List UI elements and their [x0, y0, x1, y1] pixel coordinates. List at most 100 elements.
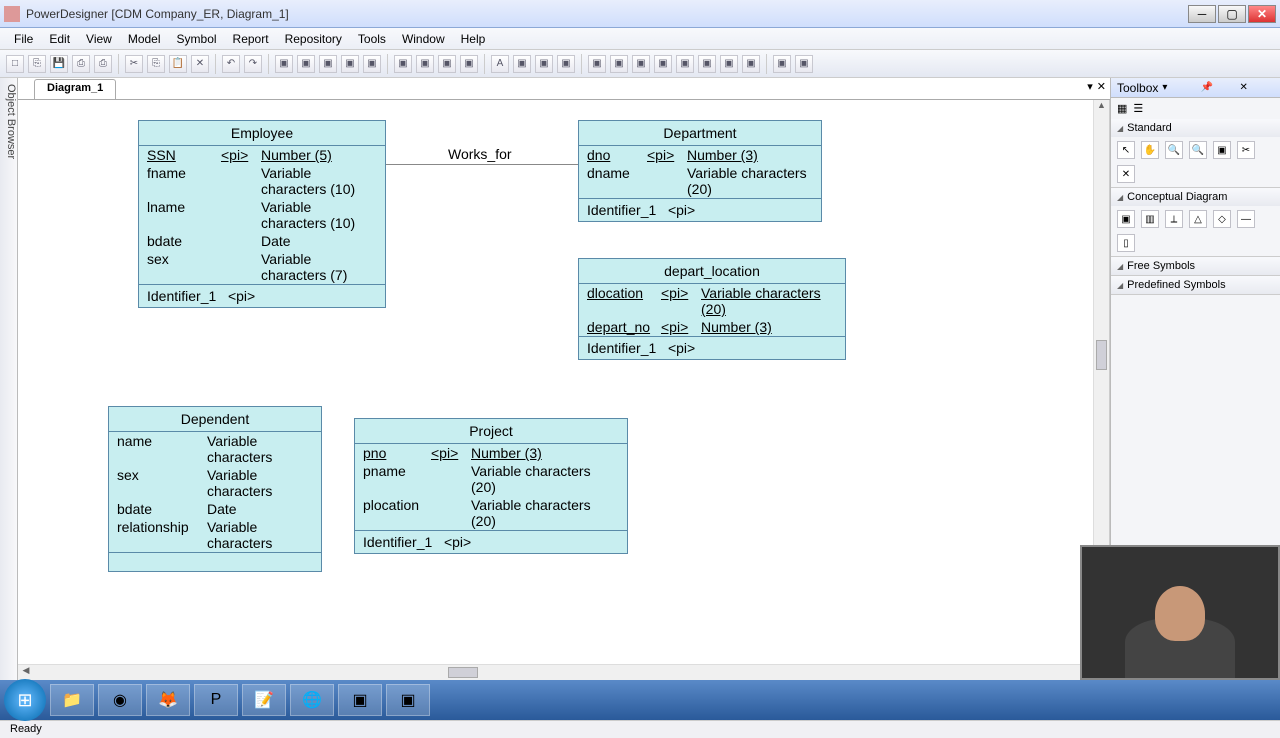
relationship-label[interactable]: Works_for	[448, 146, 512, 162]
delete-icon[interactable]: ✕	[1117, 165, 1135, 183]
tool-icon[interactable]: ▣	[795, 55, 813, 73]
tool-icon[interactable]: ▣	[610, 55, 628, 73]
maximize-button[interactable]: ▢	[1218, 5, 1246, 23]
tool-icon[interactable]: ▣	[588, 55, 606, 73]
diagram-canvas[interactable]: Employee SSN<pi>Number (5) fnameVariable…	[18, 100, 1110, 680]
status-bar: Ready	[0, 720, 1280, 738]
list-view-icon[interactable]: ☰	[1133, 102, 1143, 115]
scrollbar-thumb[interactable]	[448, 667, 478, 678]
menu-window[interactable]: Window	[394, 30, 453, 48]
zoom-out-icon[interactable]: 🔍	[1189, 141, 1207, 159]
notes-icon[interactable]: 📝	[242, 684, 286, 716]
menu-file[interactable]: File	[6, 30, 41, 48]
app-icon[interactable]: ▣	[386, 684, 430, 716]
save-icon[interactable]: 💾	[50, 55, 68, 73]
tool-icon[interactable]: ▣	[513, 55, 531, 73]
scroll-up-icon[interactable]: ▲	[1094, 100, 1109, 116]
cut-icon[interactable]: ✂	[125, 55, 143, 73]
tool-icon[interactable]: ▣	[363, 55, 381, 73]
menu-view[interactable]: View	[78, 30, 120, 48]
new-icon[interactable]: □	[6, 55, 24, 73]
package-icon[interactable]: ▣	[1117, 210, 1135, 228]
section-header[interactable]: Conceptual Diagram	[1111, 188, 1280, 206]
redo-icon[interactable]: ↷	[244, 55, 262, 73]
toolbox-close-icon[interactable]: ✕	[1239, 82, 1274, 93]
close-button[interactable]: ✕	[1248, 5, 1276, 23]
menu-edit[interactable]: Edit	[41, 30, 78, 48]
entity-identifier: Identifier_1 <pi>	[139, 285, 385, 307]
entity-department[interactable]: Department dno<pi>Number (3) dnameVariab…	[578, 120, 822, 222]
grid-view-icon[interactable]: ▦	[1117, 102, 1127, 115]
tool-icon[interactable]: ▣	[460, 55, 478, 73]
hand-icon[interactable]: ✋	[1141, 141, 1159, 159]
chrome-icon[interactable]: ◉	[98, 684, 142, 716]
file-icon[interactable]: ▯	[1117, 234, 1135, 252]
menu-tools[interactable]: Tools	[350, 30, 394, 48]
tool-icon[interactable]: ▣	[676, 55, 694, 73]
scrollbar-thumb[interactable]	[1096, 340, 1107, 370]
menu-repository[interactable]: Repository	[277, 30, 350, 48]
tool-icon[interactable]: ▣	[698, 55, 716, 73]
relationship-icon[interactable]: ⟂	[1165, 210, 1183, 228]
tab-dropdown-icon[interactable]: ▾	[1087, 80, 1093, 93]
tool-icon[interactable]: ▣	[319, 55, 337, 73]
entity-project[interactable]: Project pno<pi>Number (3) pnameVariable …	[354, 418, 628, 554]
relationship-line[interactable]	[386, 164, 578, 165]
firefox-icon[interactable]: 🦊	[146, 684, 190, 716]
tool-icon[interactable]: A	[491, 55, 509, 73]
association-icon[interactable]: ◇	[1213, 210, 1231, 228]
tool-icon[interactable]: ▣	[557, 55, 575, 73]
saveall-icon[interactable]: ⎙	[72, 55, 90, 73]
tool-icon[interactable]: ▣	[773, 55, 791, 73]
explorer-icon[interactable]: 📁	[50, 684, 94, 716]
toolbox-section-free: Free Symbols	[1111, 257, 1280, 276]
tool-icon[interactable]: ▣	[297, 55, 315, 73]
tool-icon[interactable]: ▣	[720, 55, 738, 73]
entity-employee[interactable]: Employee SSN<pi>Number (5) fnameVariable…	[138, 120, 386, 308]
menu-help[interactable]: Help	[453, 30, 494, 48]
tool-icon[interactable]: ▣	[654, 55, 672, 73]
tool-icon[interactable]: ▣	[275, 55, 293, 73]
menu-model[interactable]: Model	[120, 30, 169, 48]
tool-icon[interactable]: ▣	[438, 55, 456, 73]
menu-symbol[interactable]: Symbol	[169, 30, 225, 48]
tool-icon[interactable]: ▣	[394, 55, 412, 73]
tool-icon[interactable]: ▣	[742, 55, 760, 73]
start-button[interactable]: ⊞	[4, 679, 46, 721]
link-icon[interactable]: —	[1237, 210, 1255, 228]
horizontal-scrollbar[interactable]: ◀ ▶	[18, 664, 1093, 680]
toolbox-dropdown-icon[interactable]: ▾	[1162, 82, 1197, 93]
object-browser-tab[interactable]: Object Browser	[0, 78, 18, 680]
entity-depart-location[interactable]: depart_location dlocation<pi>Variable ch…	[578, 258, 846, 360]
app-icon[interactable]: 🌐	[290, 684, 334, 716]
powerpoint-icon[interactable]: P	[194, 684, 238, 716]
section-header[interactable]: Free Symbols	[1111, 257, 1280, 275]
section-header[interactable]: Predefined Symbols	[1111, 276, 1280, 294]
app-icon[interactable]: ▣	[338, 684, 382, 716]
entity-icon[interactable]: ▥	[1141, 210, 1159, 228]
minimize-button[interactable]: ─	[1188, 5, 1216, 23]
copy-icon[interactable]: ⎘	[147, 55, 165, 73]
undo-icon[interactable]: ↶	[222, 55, 240, 73]
zoom-in-icon[interactable]: 🔍	[1165, 141, 1183, 159]
delete-icon[interactable]: ✕	[191, 55, 209, 73]
section-header[interactable]: Standard	[1111, 119, 1280, 137]
open-icon[interactable]: ⎘	[28, 55, 46, 73]
paste-icon[interactable]: 📋	[169, 55, 187, 73]
tool-icon[interactable]: ▣	[416, 55, 434, 73]
scroll-left-icon[interactable]: ◀	[18, 665, 34, 680]
menu-report[interactable]: Report	[225, 30, 277, 48]
tool-icon[interactable]: ▣	[632, 55, 650, 73]
print-icon[interactable]: ⎙	[94, 55, 112, 73]
pointer-icon[interactable]: ↖	[1117, 141, 1135, 159]
cut-icon[interactable]: ✂	[1237, 141, 1255, 159]
tool-icon[interactable]: ▣	[535, 55, 553, 73]
inheritance-icon[interactable]: △	[1189, 210, 1207, 228]
separator	[215, 54, 216, 74]
tab-diagram-1[interactable]: Diagram_1	[34, 79, 116, 99]
tool-icon[interactable]: ▣	[341, 55, 359, 73]
tab-close-icon[interactable]: ✕	[1097, 80, 1106, 93]
zoom-fit-icon[interactable]: ▣	[1213, 141, 1231, 159]
entity-dependent[interactable]: Dependent nameVariable characters sexVar…	[108, 406, 322, 572]
toolbox-pin-icon[interactable]: 📌	[1201, 82, 1236, 93]
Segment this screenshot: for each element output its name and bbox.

-- -- --

WHAT THIS TASK INVOLVES:
Present the records from the line containing "146, 512, 162]" up to and including the line containing "102, 1127, 115]" as a numbered list, omitting any blank lines.

CORRECT RESULT:
1. relationship-label[interactable]: Works_for	[448, 146, 512, 162]
2. delete-icon[interactable]: ✕	[1117, 165, 1135, 183]
3. tool-icon[interactable]: ▣	[795, 55, 813, 73]
4. tool-icon[interactable]: ▣	[610, 55, 628, 73]
5. maximize-button[interactable]: ▢	[1218, 5, 1246, 23]
6. tool-icon[interactable]: ▣	[588, 55, 606, 73]
7. diagram-canvas[interactable]: Employee SSN<pi>Number (5) fnameVariable…	[18, 100, 1110, 680]
8. status-bar: Ready	[0, 720, 1280, 738]
9. list-view-icon[interactable]: ☰	[1133, 102, 1143, 115]
10. scrollbar-thumb[interactable]	[448, 667, 478, 678]
11. menu-window[interactable]: Window	[394, 30, 453, 48]
12. zoom-out-icon[interactable]: 🔍	[1189, 141, 1207, 159]
13. notes-icon[interactable]: 📝	[242, 684, 286, 716]
14. menu-file[interactable]: File	[6, 30, 41, 48]
15. app-icon[interactable]: ▣	[386, 684, 430, 716]
16. save-icon[interactable]: 💾	[50, 55, 68, 73]
17. tool-icon[interactable]: ▣	[513, 55, 531, 73]
18. scroll-up-icon[interactable]: ▲	[1094, 100, 1109, 116]
19. cut-icon[interactable]: ✂	[125, 55, 143, 73]
20. tool-icon[interactable]: ▣	[363, 55, 381, 73]
21. menu-view[interactable]: View	[78, 30, 120, 48]
22. new-icon[interactable]: □	[6, 55, 24, 73]
23. package-icon[interactable]: ▣	[1117, 210, 1135, 228]
24. section-header[interactable]: Conceptual Diagram	[1111, 188, 1280, 206]
25. redo-icon[interactable]: ↷	[244, 55, 262, 73]
26. toolbox-close-icon[interactable]: ✕	[1239, 82, 1274, 93]
27. close-button[interactable]: ✕	[1248, 5, 1276, 23]
28. menu-edit[interactable]: Edit	[41, 30, 78, 48]
29. entity-identifier: Identifier_1 <pi>	[139, 285, 385, 307]
30. entity-department[interactable]: Department dno<pi>Number (3) dnameVariab…	[578, 120, 822, 222]
31. grid-view-icon[interactable]: ▦	[1117, 102, 1127, 115]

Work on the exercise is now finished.